WORK INSTRUCTIONS:
Convert the part of the rows that starts with the line containing "noise-speck <box>422 221 425 223</box>" and ends with the line containing "noise-speck <box>73 248 76 250</box>", both included, into a JSON list of strings with one string per line and no blank lines.
Start of DATA SUPPLIED
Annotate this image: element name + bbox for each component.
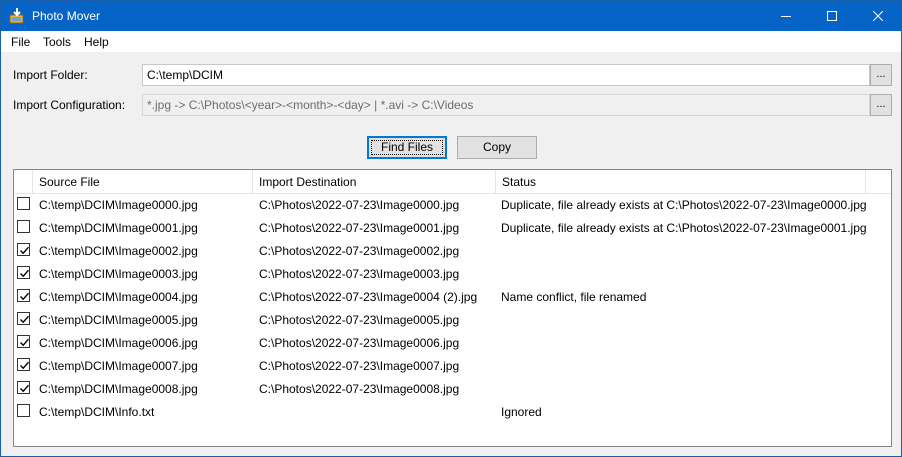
file-list[interactable]: Source File Import Destination Status C:… (13, 169, 892, 447)
table-row[interactable]: C:\temp\DCIM\Image0008.jpg C:\Photos\2022… (14, 378, 891, 401)
menu-bar: File Tools Help (1, 31, 901, 53)
column-header-source[interactable]: Source File (33, 170, 253, 194)
row-checkbox[interactable] (17, 243, 30, 256)
row-checkbox[interactable] (17, 312, 30, 325)
row-checkbox[interactable] (17, 358, 30, 371)
cell-source-file: C:\temp\DCIM\Image0007.jpg (39, 359, 198, 373)
cell-source-file: C:\temp\DCIM\Image0005.jpg (39, 313, 198, 327)
column-header-status[interactable]: Status (496, 170, 866, 194)
maximize-button[interactable] (809, 1, 855, 31)
table-row[interactable]: C:\temp\DCIM\Image0003.jpg C:\Photos\2022… (14, 263, 891, 286)
cell-import-destination: C:\Photos\2022-07-23\Image0001.jpg (259, 221, 460, 235)
table-row[interactable]: C:\temp\DCIM\Image0004.jpg C:\Photos\2022… (14, 286, 891, 309)
cell-status: Ignored (501, 405, 542, 419)
import-folder-input[interactable]: C:\temp\DCIM (142, 64, 870, 86)
menu-file[interactable]: File (11, 35, 30, 49)
cell-source-file: C:\temp\DCIM\Image0008.jpg (39, 382, 198, 396)
app-window: Photo Mover File Tools Help Import Folde… (0, 0, 902, 457)
table-row[interactable]: C:\temp\DCIM\Image0007.jpg C:\Photos\2022… (14, 355, 891, 378)
row-checkbox[interactable] (17, 197, 30, 210)
cell-source-file: C:\temp\DCIM\Image0004.jpg (39, 290, 198, 304)
row-checkbox[interactable] (17, 289, 30, 302)
close-button[interactable] (855, 1, 901, 31)
row-checkbox[interactable] (17, 266, 30, 279)
cell-source-file: C:\temp\DCIM\Image0001.jpg (39, 221, 198, 235)
row-checkbox[interactable] (17, 220, 30, 233)
window-title: Photo Mover (32, 9, 101, 23)
cell-import-destination: C:\Photos\2022-07-23\Image0006.jpg (259, 336, 460, 350)
cell-import-destination: C:\Photos\2022-07-23\Image0008.jpg (259, 382, 460, 396)
cell-import-destination: C:\Photos\2022-07-23\Image0000.jpg (259, 198, 460, 212)
list-header: Source File Import Destination Status (14, 170, 891, 194)
cell-import-destination: C:\Photos\2022-07-23\Image0003.jpg (259, 267, 460, 281)
cell-source-file: C:\temp\DCIM\Image0000.jpg (39, 198, 198, 212)
row-checkbox[interactable] (17, 404, 30, 417)
table-row[interactable]: C:\temp\DCIM\Image0001.jpg C:\Photos\2022… (14, 217, 891, 240)
cell-source-file: C:\temp\DCIM\Image0003.jpg (39, 267, 198, 281)
column-header-check[interactable] (14, 170, 33, 194)
focus-ring (371, 140, 443, 155)
minimize-button[interactable] (763, 1, 809, 31)
cell-import-destination: C:\Photos\2022-07-23\Image0002.jpg (259, 244, 460, 258)
cell-status: Name conflict, file renamed (501, 290, 647, 304)
table-row[interactable]: C:\temp\DCIM\Image0006.jpg C:\Photos\2022… (14, 332, 891, 355)
cell-status: Duplicate, file already exists at C:\Pho… (501, 198, 867, 212)
import-config-browse-button[interactable]: ... (870, 94, 892, 116)
row-checkbox[interactable] (17, 335, 30, 348)
import-folder-label: Import Folder: (13, 68, 88, 82)
cell-source-file: C:\temp\DCIM\Info.txt (39, 405, 155, 419)
maximize-icon (827, 11, 837, 21)
menu-help[interactable]: Help (84, 35, 109, 49)
copy-button[interactable]: Copy (457, 136, 537, 159)
table-row[interactable]: C:\temp\DCIM\Info.txt Ignored (14, 401, 891, 424)
cell-source-file: C:\temp\DCIM\Image0002.jpg (39, 244, 198, 258)
menu-tools[interactable]: Tools (43, 35, 71, 49)
find-files-button[interactable]: Find Files (367, 136, 447, 159)
import-config-input[interactable]: *.jpg -> C:\Photos\<year>-<month>-<day> … (142, 94, 870, 116)
close-icon (873, 11, 883, 21)
cell-status: Duplicate, file already exists at C:\Pho… (501, 221, 867, 235)
app-icon (9, 7, 25, 24)
table-row[interactable]: C:\temp\DCIM\Image0000.jpg C:\Photos\2022… (14, 194, 891, 217)
import-folder-browse-button[interactable]: ... (870, 64, 892, 86)
row-checkbox[interactable] (17, 381, 30, 394)
cell-source-file: C:\temp\DCIM\Image0006.jpg (39, 336, 198, 350)
cell-import-destination: C:\Photos\2022-07-23\Image0004 (2).jpg (259, 290, 478, 304)
cell-import-destination: C:\Photos\2022-07-23\Image0005.jpg (259, 313, 460, 327)
table-row[interactable]: C:\temp\DCIM\Image0002.jpg C:\Photos\2022… (14, 240, 891, 263)
copy-label: Copy (482, 140, 511, 154)
minimize-icon (781, 16, 791, 17)
import-config-label: Import Configuration: (13, 98, 126, 112)
table-row[interactable]: C:\temp\DCIM\Image0005.jpg C:\Photos\2022… (14, 309, 891, 332)
column-header-destination[interactable]: Import Destination (253, 170, 496, 194)
cell-import-destination: C:\Photos\2022-07-23\Image0007.jpg (259, 359, 460, 373)
title-bar[interactable]: Photo Mover (1, 1, 901, 31)
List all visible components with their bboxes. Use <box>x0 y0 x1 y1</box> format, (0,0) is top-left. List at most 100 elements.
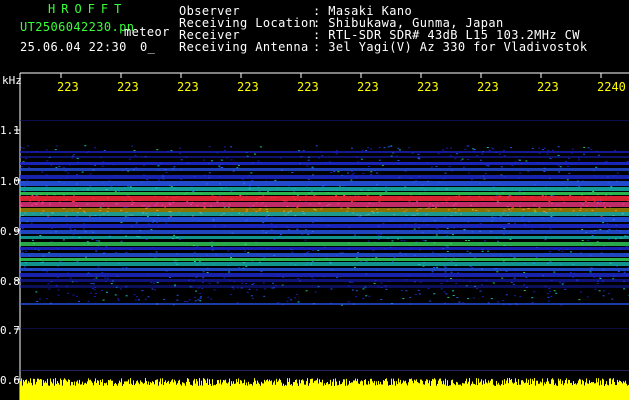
noise-speck <box>422 221 425 223</box>
noise-speck <box>257 160 260 162</box>
noise-speck <box>41 261 44 263</box>
noise-speck <box>560 304 563 306</box>
baseline-bar <box>69 380 70 400</box>
baseline-bar <box>608 385 609 400</box>
noise-speck <box>464 148 467 150</box>
noise-speck <box>84 219 87 221</box>
noise-speck <box>50 281 53 283</box>
noise-speck <box>557 154 560 156</box>
noise-speck <box>199 193 202 195</box>
spectrum-band <box>20 258 629 261</box>
noise-speck <box>492 212 495 214</box>
baseline-bar <box>311 378 312 400</box>
noise-speck <box>22 161 25 163</box>
noise-speck <box>356 156 359 158</box>
noise-speck <box>470 204 472 206</box>
echo-speck <box>458 195 461 197</box>
noise-speck <box>73 248 76 250</box>
noise-speck <box>222 202 225 204</box>
noise-speck <box>528 221 531 223</box>
noise-speck <box>612 219 615 220</box>
noise-speck <box>354 195 357 197</box>
noise-speck <box>176 294 179 296</box>
noise-speck <box>608 229 611 230</box>
baseline-bar <box>231 381 232 400</box>
noise-speck <box>166 224 169 226</box>
noise-speck <box>299 163 301 164</box>
baseline-bar <box>432 378 433 400</box>
noise-speck <box>360 158 363 160</box>
baseline-bar <box>298 385 299 400</box>
noise-speck <box>446 192 449 194</box>
baseline-bar <box>20 381 21 400</box>
noise-speck <box>30 247 32 249</box>
noise-speck <box>376 172 379 174</box>
noise-speck <box>188 279 191 281</box>
baseline-bar <box>214 384 215 400</box>
echo-speck <box>47 215 50 217</box>
noise-speck <box>427 180 429 182</box>
noise-speck <box>542 275 545 276</box>
noise-speck <box>233 281 236 283</box>
baseline-bar <box>590 383 591 400</box>
noise-speck <box>488 210 491 212</box>
echo-speck <box>49 204 51 206</box>
noise-speck <box>309 180 312 182</box>
noise-speck <box>157 226 160 228</box>
noise-speck <box>558 249 560 251</box>
noise-speck <box>443 177 446 179</box>
baseline-bar <box>179 379 180 400</box>
baseline-bar <box>240 380 241 400</box>
noise-speck <box>494 216 497 218</box>
baseline-bar <box>60 378 61 400</box>
noise-speck <box>506 206 509 208</box>
echo-speck <box>448 197 451 199</box>
baseline-bar <box>154 384 155 400</box>
noise-speck <box>199 297 202 299</box>
echo-speck <box>72 201 74 203</box>
noise-speck <box>82 189 85 191</box>
baseline-bar <box>286 385 287 400</box>
noise-speck <box>457 272 459 274</box>
baseline-bar <box>65 379 66 400</box>
noise-speck <box>261 230 264 232</box>
noise-speck <box>576 214 579 216</box>
noise-speck <box>251 283 254 285</box>
noise-speck <box>129 187 132 189</box>
noise-speck <box>281 284 284 286</box>
baseline-bar <box>317 378 318 400</box>
noise-speck <box>360 189 363 191</box>
baseline-bar <box>275 384 276 400</box>
noise-speck <box>287 297 290 299</box>
baseline-bar <box>215 385 216 400</box>
noise-speck <box>58 165 61 167</box>
baseline-bar <box>461 385 462 400</box>
noise-speck <box>625 274 628 276</box>
baseline-bar <box>291 384 292 400</box>
noise-speck <box>208 174 210 176</box>
noise-speck <box>62 166 65 168</box>
baseline-bar <box>596 378 597 400</box>
noise-speck <box>566 249 569 250</box>
noise-speck <box>488 190 491 191</box>
noise-speck <box>32 239 34 241</box>
noise-speck <box>409 248 412 250</box>
noise-speck <box>232 288 235 290</box>
noise-speck <box>618 248 621 250</box>
baseline-bar <box>271 380 272 400</box>
baseline-bar <box>45 381 46 400</box>
noise-speck <box>66 272 69 274</box>
baseline-bar <box>617 379 618 400</box>
noise-speck <box>86 203 89 205</box>
noise-speck <box>125 286 128 288</box>
noise-speck <box>208 282 211 284</box>
echo-speck <box>544 195 547 197</box>
baseline-bar <box>577 383 578 400</box>
baseline-bar <box>436 385 437 400</box>
baseline-bar <box>159 381 160 400</box>
noise-speck <box>440 288 443 290</box>
noise-speck <box>126 215 129 217</box>
noise-speck <box>368 295 371 297</box>
noise-speck <box>92 231 95 233</box>
noise-speck <box>48 156 51 158</box>
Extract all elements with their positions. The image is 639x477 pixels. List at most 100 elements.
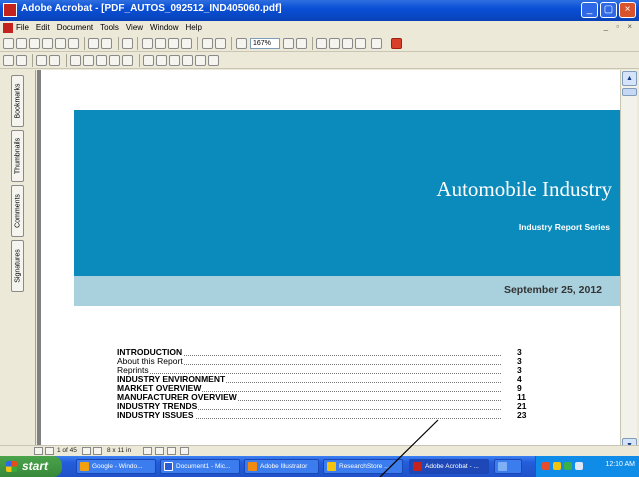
search-icon[interactable] (88, 38, 99, 49)
document-icon[interactable] (3, 23, 13, 33)
toolbar-separator (32, 54, 33, 67)
find-icon[interactable] (101, 38, 112, 49)
previous-page-button[interactable] (45, 447, 54, 455)
fit-page-icon[interactable] (329, 38, 340, 49)
scroll-up-button[interactable]: ▲ (622, 71, 637, 86)
stamp-tool-icon[interactable] (109, 55, 120, 66)
tray-icon[interactable] (553, 462, 561, 470)
last-page-button[interactable] (93, 447, 102, 455)
crop-tool-icon[interactable] (169, 55, 180, 66)
tab-signatures[interactable]: Signatures (11, 240, 24, 292)
acrobat-app-icon[interactable] (3, 3, 17, 17)
hand-tool-icon[interactable] (3, 55, 14, 66)
report-date: September 25, 2012 (503, 284, 602, 296)
next-page-button[interactable] (82, 447, 91, 455)
zoom-dropdown-icon[interactable] (283, 38, 294, 49)
pencil-tool-icon[interactable] (83, 55, 94, 66)
rotate-icon[interactable] (371, 38, 382, 49)
menu-help[interactable]: Help (186, 23, 202, 32)
first-page-icon[interactable] (122, 38, 133, 49)
tray-icon[interactable] (564, 462, 572, 470)
previous-view-icon[interactable] (202, 38, 213, 49)
toc-label: INDUSTRY ISSUES (117, 410, 195, 420)
tools-toolbar (0, 52, 639, 69)
page-size-label: 8 x 11 in (107, 447, 132, 454)
last-page-icon[interactable] (181, 38, 192, 49)
link-tool-icon[interactable] (156, 55, 167, 66)
toolbar-separator (139, 54, 140, 67)
tab-comments-label: Comments (14, 194, 21, 228)
note-tool-icon[interactable] (70, 55, 81, 66)
date-band: September 25, 2012 (74, 276, 620, 306)
print-icon[interactable] (42, 38, 53, 49)
save-icon[interactable] (29, 38, 40, 49)
close-button[interactable]: × (619, 2, 636, 18)
first-page-button[interactable] (34, 447, 43, 455)
back-icon[interactable] (155, 38, 166, 49)
continuous-facing-icon[interactable] (180, 447, 189, 455)
article-tool-icon[interactable] (182, 55, 193, 66)
maximize-button[interactable]: ▢ (600, 2, 617, 18)
taskbar-item-acrobat[interactable]: Adobe Acrobat - ... (409, 459, 489, 474)
taskbar-item-label: Google - Windo... (92, 463, 143, 470)
windows-logo-icon (6, 461, 17, 472)
taskbar-item-researchstore[interactable]: ResearchStore ... (323, 459, 403, 474)
document-view[interactable]: Automobile Industry Industry Report Seri… (37, 70, 620, 455)
taskbar-item-illustrator[interactable]: Adobe Illustrator (244, 459, 319, 474)
adobe-logo-icon[interactable] (391, 38, 402, 49)
scroll-thumb[interactable] (622, 88, 637, 96)
facing-layout-icon[interactable] (167, 447, 176, 455)
tab-signatures-label: Signatures (14, 249, 21, 283)
continuous-layout-icon[interactable] (155, 447, 164, 455)
minimize-button[interactable]: _ (581, 2, 598, 18)
toc-row[interactable]: About this Report 3 (117, 357, 522, 366)
touchup-text-icon[interactable] (208, 55, 219, 66)
network-icon[interactable] (575, 462, 583, 470)
menu-file[interactable]: File (16, 23, 29, 32)
menu-edit[interactable]: Edit (36, 23, 50, 32)
organize-icon[interactable] (68, 38, 79, 49)
vertical-scrollbar[interactable]: ▲ ▼ (620, 70, 637, 455)
highlight-tool-icon[interactable] (96, 55, 107, 66)
window-title: Adobe Acrobat - [PDF_AUTOS_092512_IND405… (21, 3, 282, 14)
create-pdf-icon[interactable] (16, 38, 27, 49)
tray-icon[interactable] (542, 462, 550, 470)
fit-width-icon[interactable] (342, 38, 353, 49)
email-icon[interactable] (55, 38, 66, 49)
sign-tool-icon[interactable] (122, 55, 133, 66)
taskbar-quick-icons[interactable] (494, 459, 522, 474)
toc-row[interactable]: INDUSTRY ISSUES 23 (117, 410, 526, 420)
start-button[interactable]: start (0, 456, 62, 477)
toolbar-separator (84, 37, 85, 50)
snapshot-tool-icon[interactable] (49, 55, 60, 66)
word-icon (164, 462, 173, 471)
form-tool-icon[interactable] (143, 55, 154, 66)
zoom-out-icon[interactable] (236, 38, 247, 49)
fit-visible-icon[interactable] (355, 38, 366, 49)
taskbar-item-word[interactable]: Document1 - Mic... (160, 459, 240, 474)
clock: 12:10 AM (605, 461, 635, 468)
zoom-in-icon[interactable] (296, 38, 307, 49)
tab-thumbnails[interactable]: Thumbnails (11, 130, 24, 182)
open-icon[interactable] (3, 38, 14, 49)
toolbar-separator (137, 37, 138, 50)
next-page-icon[interactable] (168, 38, 179, 49)
tab-bookmarks[interactable]: Bookmarks (11, 75, 24, 127)
menu-document[interactable]: Document (57, 23, 93, 32)
page-indicator[interactable]: 1 of 45 (57, 447, 77, 454)
menu-tools[interactable]: Tools (100, 23, 119, 32)
title-bar[interactable]: Adobe Acrobat - [PDF_AUTOS_092512_IND405… (0, 0, 639, 21)
taskbar-item-google[interactable]: Google - Windo... (76, 459, 156, 474)
text-select-tool-icon[interactable] (36, 55, 47, 66)
zoom-level-field[interactable]: 167% (250, 38, 280, 49)
zoom-tool-icon[interactable] (16, 55, 27, 66)
menu-window[interactable]: Window (150, 23, 178, 32)
touchup-object-icon[interactable] (195, 55, 206, 66)
previous-page-icon[interactable] (142, 38, 153, 49)
tab-comments[interactable]: Comments (11, 185, 24, 237)
document-window-controls[interactable]: _ ▫ × (604, 22, 635, 31)
actual-size-icon[interactable] (316, 38, 327, 49)
next-view-icon[interactable] (215, 38, 226, 49)
menu-view[interactable]: View (126, 23, 143, 32)
single-page-layout-icon[interactable] (143, 447, 152, 455)
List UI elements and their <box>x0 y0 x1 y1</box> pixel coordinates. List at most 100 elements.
End of DATA SUPPLIED
RESULT OF THE TASK:
[
  "noise-speck <box>422 221 425 223</box>",
  "noise-speck <box>257 160 260 162</box>",
  "noise-speck <box>41 261 44 263</box>",
  "noise-speck <box>560 304 563 306</box>",
  "baseline-bar <box>69 380 70 400</box>",
  "baseline-bar <box>608 385 609 400</box>",
  "noise-speck <box>464 148 467 150</box>",
  "noise-speck <box>84 219 87 221</box>",
  "noise-speck <box>50 281 53 283</box>",
  "noise-speck <box>557 154 560 156</box>",
  "noise-speck <box>199 193 202 195</box>",
  "spectrum-band <box>20 258 629 261</box>",
  "noise-speck <box>492 212 495 214</box>",
  "baseline-bar <box>311 378 312 400</box>",
  "noise-speck <box>22 161 25 163</box>",
  "noise-speck <box>356 156 359 158</box>",
  "noise-speck <box>470 204 472 206</box>",
  "echo-speck <box>458 195 461 197</box>",
  "noise-speck <box>73 248 76 250</box>"
]